● **WHAT TO DO**
Transcribe the records below exactly as they appear.

● **DATA EXTRACT**
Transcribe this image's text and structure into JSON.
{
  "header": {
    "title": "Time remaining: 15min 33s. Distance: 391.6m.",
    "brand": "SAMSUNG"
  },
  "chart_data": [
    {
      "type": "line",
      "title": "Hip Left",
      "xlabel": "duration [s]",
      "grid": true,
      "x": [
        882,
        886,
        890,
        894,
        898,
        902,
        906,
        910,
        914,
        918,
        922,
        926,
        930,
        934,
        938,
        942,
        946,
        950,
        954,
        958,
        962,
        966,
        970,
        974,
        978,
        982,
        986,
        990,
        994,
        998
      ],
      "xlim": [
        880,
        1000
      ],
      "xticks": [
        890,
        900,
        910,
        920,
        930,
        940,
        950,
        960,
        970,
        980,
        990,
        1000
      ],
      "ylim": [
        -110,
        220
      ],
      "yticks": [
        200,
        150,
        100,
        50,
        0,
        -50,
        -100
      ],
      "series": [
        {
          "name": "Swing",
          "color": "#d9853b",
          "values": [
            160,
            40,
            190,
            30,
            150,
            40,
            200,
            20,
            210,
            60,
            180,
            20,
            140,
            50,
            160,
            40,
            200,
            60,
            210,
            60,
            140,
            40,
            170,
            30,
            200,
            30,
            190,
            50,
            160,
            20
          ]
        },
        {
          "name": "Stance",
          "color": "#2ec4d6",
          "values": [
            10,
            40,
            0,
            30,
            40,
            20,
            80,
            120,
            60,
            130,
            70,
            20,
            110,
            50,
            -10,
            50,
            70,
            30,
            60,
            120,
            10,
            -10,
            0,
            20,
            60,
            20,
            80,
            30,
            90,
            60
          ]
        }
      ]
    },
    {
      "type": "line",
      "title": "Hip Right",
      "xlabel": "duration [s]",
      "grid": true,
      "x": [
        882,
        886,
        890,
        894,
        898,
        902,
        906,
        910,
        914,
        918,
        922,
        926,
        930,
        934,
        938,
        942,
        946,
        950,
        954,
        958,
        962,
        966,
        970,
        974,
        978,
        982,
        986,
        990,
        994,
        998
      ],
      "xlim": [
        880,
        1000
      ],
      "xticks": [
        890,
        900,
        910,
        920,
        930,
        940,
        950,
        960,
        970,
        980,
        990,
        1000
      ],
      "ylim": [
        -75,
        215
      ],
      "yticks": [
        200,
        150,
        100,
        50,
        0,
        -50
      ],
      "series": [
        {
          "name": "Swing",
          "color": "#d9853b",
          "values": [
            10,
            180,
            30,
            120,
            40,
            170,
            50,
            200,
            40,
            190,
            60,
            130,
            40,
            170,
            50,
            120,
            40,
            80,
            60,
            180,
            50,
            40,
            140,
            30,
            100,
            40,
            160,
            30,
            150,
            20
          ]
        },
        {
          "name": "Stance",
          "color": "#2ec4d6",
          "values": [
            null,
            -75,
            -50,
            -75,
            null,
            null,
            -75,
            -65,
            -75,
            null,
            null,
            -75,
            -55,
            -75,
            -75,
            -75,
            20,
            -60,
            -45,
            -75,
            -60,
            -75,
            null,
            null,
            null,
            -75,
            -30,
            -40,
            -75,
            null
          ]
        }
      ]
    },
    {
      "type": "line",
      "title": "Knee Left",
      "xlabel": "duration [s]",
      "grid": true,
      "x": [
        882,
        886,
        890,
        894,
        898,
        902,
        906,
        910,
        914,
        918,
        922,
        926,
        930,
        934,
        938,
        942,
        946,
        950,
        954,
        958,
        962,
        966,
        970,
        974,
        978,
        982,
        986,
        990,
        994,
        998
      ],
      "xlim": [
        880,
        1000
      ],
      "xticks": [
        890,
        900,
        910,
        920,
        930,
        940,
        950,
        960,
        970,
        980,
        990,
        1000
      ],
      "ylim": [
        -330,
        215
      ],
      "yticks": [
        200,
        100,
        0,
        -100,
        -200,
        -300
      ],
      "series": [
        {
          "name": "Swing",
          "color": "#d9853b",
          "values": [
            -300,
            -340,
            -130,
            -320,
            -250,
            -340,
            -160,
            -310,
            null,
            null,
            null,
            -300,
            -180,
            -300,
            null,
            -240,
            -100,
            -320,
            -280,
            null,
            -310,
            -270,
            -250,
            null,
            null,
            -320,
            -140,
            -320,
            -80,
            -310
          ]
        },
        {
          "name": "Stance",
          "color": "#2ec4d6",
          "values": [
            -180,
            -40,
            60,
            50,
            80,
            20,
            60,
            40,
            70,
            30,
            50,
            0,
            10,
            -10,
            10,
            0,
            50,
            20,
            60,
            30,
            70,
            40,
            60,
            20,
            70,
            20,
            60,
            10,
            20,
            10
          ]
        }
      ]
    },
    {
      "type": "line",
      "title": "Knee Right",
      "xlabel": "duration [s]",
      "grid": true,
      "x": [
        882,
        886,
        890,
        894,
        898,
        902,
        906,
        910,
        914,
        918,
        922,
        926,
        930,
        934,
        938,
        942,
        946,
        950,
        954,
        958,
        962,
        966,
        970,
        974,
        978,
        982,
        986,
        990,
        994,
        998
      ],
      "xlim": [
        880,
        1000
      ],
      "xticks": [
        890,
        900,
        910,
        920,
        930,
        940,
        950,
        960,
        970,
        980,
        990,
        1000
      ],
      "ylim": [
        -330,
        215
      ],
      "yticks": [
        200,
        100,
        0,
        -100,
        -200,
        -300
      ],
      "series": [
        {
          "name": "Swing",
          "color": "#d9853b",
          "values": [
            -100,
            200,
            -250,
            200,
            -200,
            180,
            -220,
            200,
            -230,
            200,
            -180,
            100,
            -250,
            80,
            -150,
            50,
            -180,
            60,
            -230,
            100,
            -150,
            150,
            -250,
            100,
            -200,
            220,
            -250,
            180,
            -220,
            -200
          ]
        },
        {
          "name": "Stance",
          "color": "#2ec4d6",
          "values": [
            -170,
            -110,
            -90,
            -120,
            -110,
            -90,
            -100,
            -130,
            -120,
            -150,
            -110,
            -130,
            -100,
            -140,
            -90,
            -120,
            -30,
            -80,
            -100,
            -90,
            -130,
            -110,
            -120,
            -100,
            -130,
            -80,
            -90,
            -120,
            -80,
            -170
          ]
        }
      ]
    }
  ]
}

● **FINAL ANSWER**
Transcribe this image's text and structure into JSON.
{
  "header": {
    "title": "Time remaining: 15min 33s. Distance: 391.6m.",
    "brand": "SAMSUNG"
  },
  "chart_data": [
    {
      "type": "line",
      "title": "Hip Left",
      "xlabel": "duration [s]",
      "grid": true,
      "x": [
        882,
        886,
        890,
        894,
        898,
        902,
        906,
        910,
        914,
        918,
        922,
        926,
        930,
        934,
        938,
        942,
        946,
        950,
        954,
        958,
        962,
        966,
        970,
        974,
        978,
        982,
        986,
        990,
        994,
        998
      ],
      "xlim": [
        880,
        1000
      ],
      "xticks": [
        890,
        900,
        910,
        920,
        930,
        940,
        950,
        960,
        970,
        980,
        990,
        1000
      ],
      "ylim": [
        -110,
        220
      ],
      "yticks": [
        200,
        150,
        100,
        50,
        0,
        -50,
        -100
      ],
      "series": [
        {
          "name": "Swing",
          "color": "#d9853b",
          "values": [
            160,
            40,
            190,
            30,
            150,
            40,
            200,
            20,
            210,
            60,
            180,
            20,
            140,
            50,
            160,
            40,
            200,
            60,
            210,
            60,
            140,
            40,
            170,
            30,
            200,
            30,
            190,
            50,
            160,
            20
          ]
        },
        {
          "name": "Stance",
          "color": "#2ec4d6",
          "values": [
            10,
            40,
            0,
            30,
            40,
            20,
            80,
            120,
            60,
            130,
            70,
            20,
            110,
            50,
            -10,
            50,
            70,
            30,
            60,
            120,
            10,
            -10,
            0,
            20,
            60,
            20,
            80,
            30,
            90,
            60
          ]
        }
      ]
    },
    {
      "type": "line",
      "title": "Hip Right",
      "xlabel": "duration [s]",
      "grid": true,
      "x": [
        882,
        886,
        890,
        894,
        898,
        902,
        906,
        910,
        914,
        918,
        922,
        926,
        930,
        934,
        938,
        942,
        946,
        950,
        954,
        958,
        962,
        966,
        970,
        974,
        978,
        982,
        986,
        990,
        994,
        998
      ],
      "xlim": [
        880,
        1000
      ],
      "xticks": [
        890,
        900,
        910,
        920,
        930,
        940,
        950,
        960,
        970,
        980,
        990,
        1000
      ],
      "ylim": [
        -75,
        215
      ],
      "yticks": [
        200,
        150,
        100,
        50,
        0,
        -50
      ],
      "series": [
        {
          "name": "Swing",
          "color": "#d9853b",
          "values": [
            10,
            180,
            30,
            120,
            40,
            170,
            50,
            200,
            40,
            190,
            60,
            130,
            40,
            170,
            50,
            120,
            40,
            80,
            60,
            180,
            50,
            40,
            140,
            30,
            100,
            40,
            160,
            30,
            150,
            20
          ]
        },
        {
          "name": "Stance",
          "color": "#2ec4d6",
          "values": [
            null,
            -75,
            -50,
            -75,
            null,
            null,
            -75,
            -65,
            -75,
            null,
            null,
            -75,
            -55,
            -75,
            -75,
            -75,
            20,
            -60,
            -45,
            -75,
            -60,
            -75,
            null,
            null,
            null,
            -75,
            -30,
            -40,
            -75,
            null
          ]
        }
      ]
    },
    {
      "type": "line",
      "title": "Knee Left",
      "xlabel": "duration [s]",
      "grid": true,
      "x": [
        882,
        886,
        890,
        894,
        898,
        902,
        906,
        910,
        914,
        918,
        922,
        926,
        930,
        934,
        938,
        942,
        946,
        950,
        954,
        958,
        962,
        966,
        970,
        974,
        978,
        982,
        986,
        990,
        994,
        998
      ],
      "xlim": [
        880,
        1000
      ],
      "xticks": [
        890,
        900,
        910,
        920,
        930,
        940,
        950,
        960,
        970,
        980,
        990,
        1000
      ],
      "ylim": [
        -330,
        215
      ],
      "yticks": [
        200,
        100,
        0,
        -100,
        -200,
        -300
      ],
      "series": [
        {
          "name": "Swing",
          "color": "#d9853b",
          "values": [
            -300,
            -340,
            -130,
            -320,
            -250,
            -340,
            -160,
            -310,
            null,
            null,
            null,
            -300,
            -180,
            -300,
            null,
            -240,
            -100,
            -320,
            -280,
            null,
            -310,
            -270,
            -250,
            null,
            null,
            -320,
            -140,
            -320,
            -80,
            -310
          ]
        },
        {
          "name": "Stance",
          "color": "#2ec4d6",
          "values": [
            -180,
            -40,
            60,
            50,
            80,
            20,
            60,
            40,
            70,
            30,
            50,
            0,
            10,
            -10,
            10,
            0,
            50,
            20,
            60,
            30,
            70,
            40,
            60,
            20,
            70,
            20,
            60,
            10,
            20,
            10
          ]
        }
      ]
    },
    {
      "type": "line",
      "title": "Knee Right",
      "xlabel": "duration [s]",
      "grid": true,
      "x": [
        882,
        886,
        890,
        894,
        898,
        902,
        906,
        910,
        914,
        918,
        922,
        926,
        930,
        934,
        938,
        942,
        946,
        950,
        954,
        958,
        962,
        966,
        970,
        974,
        978,
        982,
        986,
        990,
        994,
        998
      ],
      "xlim": [
        880,
        1000
      ],
      "xticks": [
        890,
        900,
        910,
        920,
        930,
        940,
        950,
        960,
        970,
        980,
        990,
        1000
      ],
      "ylim": [
        -330,
        215
      ],
      "yticks": [
        200,
        100,
        0,
        -100,
        -200,
        -300
      ],
      "series": [
        {
          "name": "Swing",
          "color": "#d9853b",
          "values": [
            -100,
            200,
            -250,
            200,
            -200,
            180,
            -220,
            200,
            -230,
            200,
            -180,
            100,
            -250,
            80,
            -150,
            50,
            -180,
            60,
            -230,
            100,
            -150,
            150,
            -250,
            100,
            -200,
            220,
            -250,
            180,
            -220,
            -200
          ]
        },
        {
          "name": "Stance",
          "color": "#2ec4d6",
          "values": [
            -170,
            -110,
            -90,
            -120,
            -110,
            -90,
            -100,
            -130,
            -120,
            -150,
            -110,
            -130,
            -100,
            -140,
            -90,
            -120,
            -30,
            -80,
            -100,
            -90,
            -130,
            -110,
            -120,
            -100,
            -130,
            -80,
            -90,
            -120,
            -80,
            -170
          ]
        }
      ]
    }
  ]
}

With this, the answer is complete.